======== Given information ========
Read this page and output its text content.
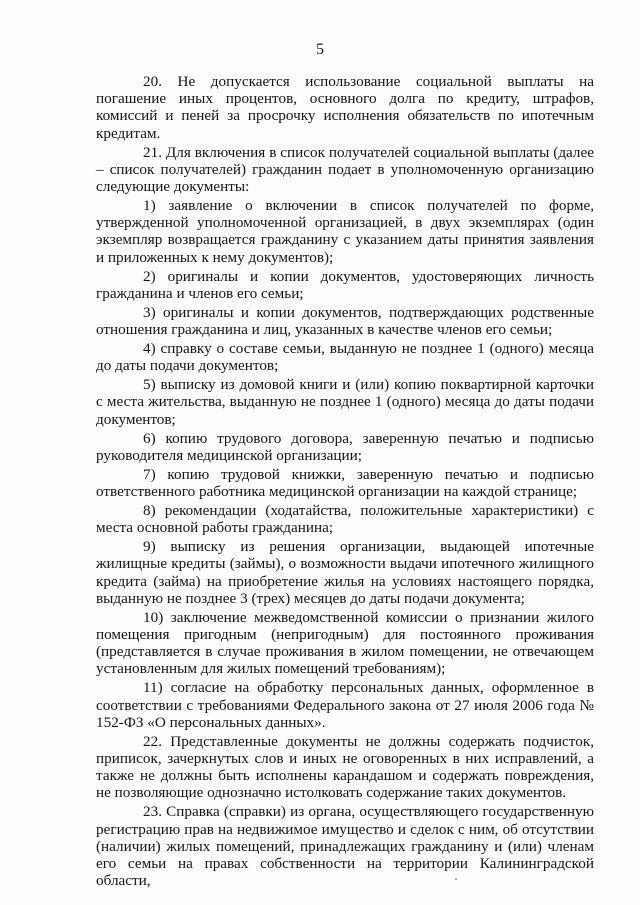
5

20. Не допускается использование социальной выплаты на погашение иных процентов, основного долга по кредиту, штрафов, комиссий и пеней за просрочку исполнения обязательств по ипотечным кредитам.

21. Для включения в список получателей социальной выплаты (далее – список получателей) гражданин подает в уполномоченную организацию следующие документы:

1) заявление о включении в список получателей по форме, утвержденной уполномоченной организацией, в двух экземплярах (один экземпляр возвращается гражданину с указанием даты принятия заявления и приложенных к нему документов);

2) оригиналы и копии документов, удостоверяющих личность гражданина и членов его семьи;

3) оригиналы и копии документов, подтверждающих родственные отношения гражданина и лиц, указанных в качестве членов его семьи;

4) справку о составе семьи, выданную не позднее 1 (одного) месяца до даты подачи документов;

5) выписку из домовой книги и (или) копию поквартирной карточки с места жительства, выданную не позднее 1 (одного) месяца до даты подачи документов;

6) копию трудового договора, заверенную печатью и подписью руководителя медицинской организации;

7) копию трудовой книжки, заверенную печатью и подписью ответственного работника медицинской организации на каждой странице;

8) рекомендации (ходатайства, положительные характеристики) с места основной работы гражданина;

9) выписку из решения организации, выдающей ипотечные жилищные кредиты (займы), о возможности выдачи ипотечного жилищного кредита (займа) на приобретение жилья на условиях настоящего порядка, выданную не позднее 3 (трех) месяцев до даты подачи документа;

10) заключение межведомственной комиссии о признании жилого помещения пригодным (непригодным) для постоянного проживания (представляется в случае проживания в жилом помещении, не отвечающем установленным для жилых помещений требованиям);

11) согласие на обработку персональных данных, оформленное в соответствии с требованиями Федерального закона от 27 июля 2006 года № 152-ФЗ «О персональных данных».

22. Представленные документы не должны содержать подчисток, приписок, зачеркнутых слов и иных не оговоренных в них исправлений, а также не должны быть исполнены карандашом и содержать повреждения, не позволяющие однозначно истолковать содержание таких документов.

23. Справка (справки) из органа, осуществляющего государственную регистрацию прав на недвижимое имущество и сделок с ним, об отсутствии (наличии) жилых помещений, принадлежащих гражданину и (или) членам его семьи на правах собственности на территории Калининградской области,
========
Directive: Restate the whole of the material word for word without the pictures.

Answer to this task:
Read this page and output its text content.
5

20. Не допускается использование социальной выплаты на погашение иных процентов, основного долга по кредиту, штрафов, комиссий и пеней за просрочку исполнения обязательств по ипотечным кредитам.

21. Для включения в список получателей социальной выплаты (далее – список получателей) гражданин подает в уполномоченную организацию следующие документы:

1) заявление о включении в список получателей по форме, утвержденной уполномоченной организацией, в двух экземплярах (один экземпляр возвращается гражданину с указанием даты принятия заявления и приложенных к нему документов);

2) оригиналы и копии документов, удостоверяющих личность гражданина и членов его семьи;

3) оригиналы и копии документов, подтверждающих родственные отношения гражданина и лиц, указанных в качестве членов его семьи;

4) справку о составе семьи, выданную не позднее 1 (одного) месяца до даты подачи документов;

5) выписку из домовой книги и (или) копию поквартирной карточки с места жительства, выданную не позднее 1 (одного) месяца до даты подачи документов;

6) копию трудового договора, заверенную печатью и подписью руководителя медицинской организации;

7) копию трудовой книжки, заверенную печатью и подписью ответственного работника медицинской организации на каждой странице;

8) рекомендации (ходатайства, положительные характеристики) с места основной работы гражданина;

9) выписку из решения организации, выдающей ипотечные жилищные кредиты (займы), о возможности выдачи ипотечного жилищного кредита (займа) на приобретение жилья на условиях настоящего порядка, выданную не позднее 3 (трех) месяцев до даты подачи документа;

10) заключение межведомственной комиссии о признании жилого помещения пригодным (непригодным) для постоянного проживания (представляется в случае проживания в жилом помещении, не отвечающем установленным для жилых помещений требованиям);

11) согласие на обработку персональных данных, оформленное в соответствии с требованиями Федерального закона от 27 июля 2006 года № 152-ФЗ «О персональных данных».

22. Представленные документы не должны содержать подчисток, приписок, зачеркнутых слов и иных не оговоренных в них исправлений, а также не должны быть исполнены карандашом и содержать повреждения, не позволяющие однозначно истолковать содержание таких документов.

23. Справка (справки) из органа, осуществляющего государственную регистрацию прав на недвижимое имущество и сделок с ним, об отсутствии (наличии) жилых помещений, принадлежащих гражданину и (или) членам его семьи на правах собственности на территории Калининградской области,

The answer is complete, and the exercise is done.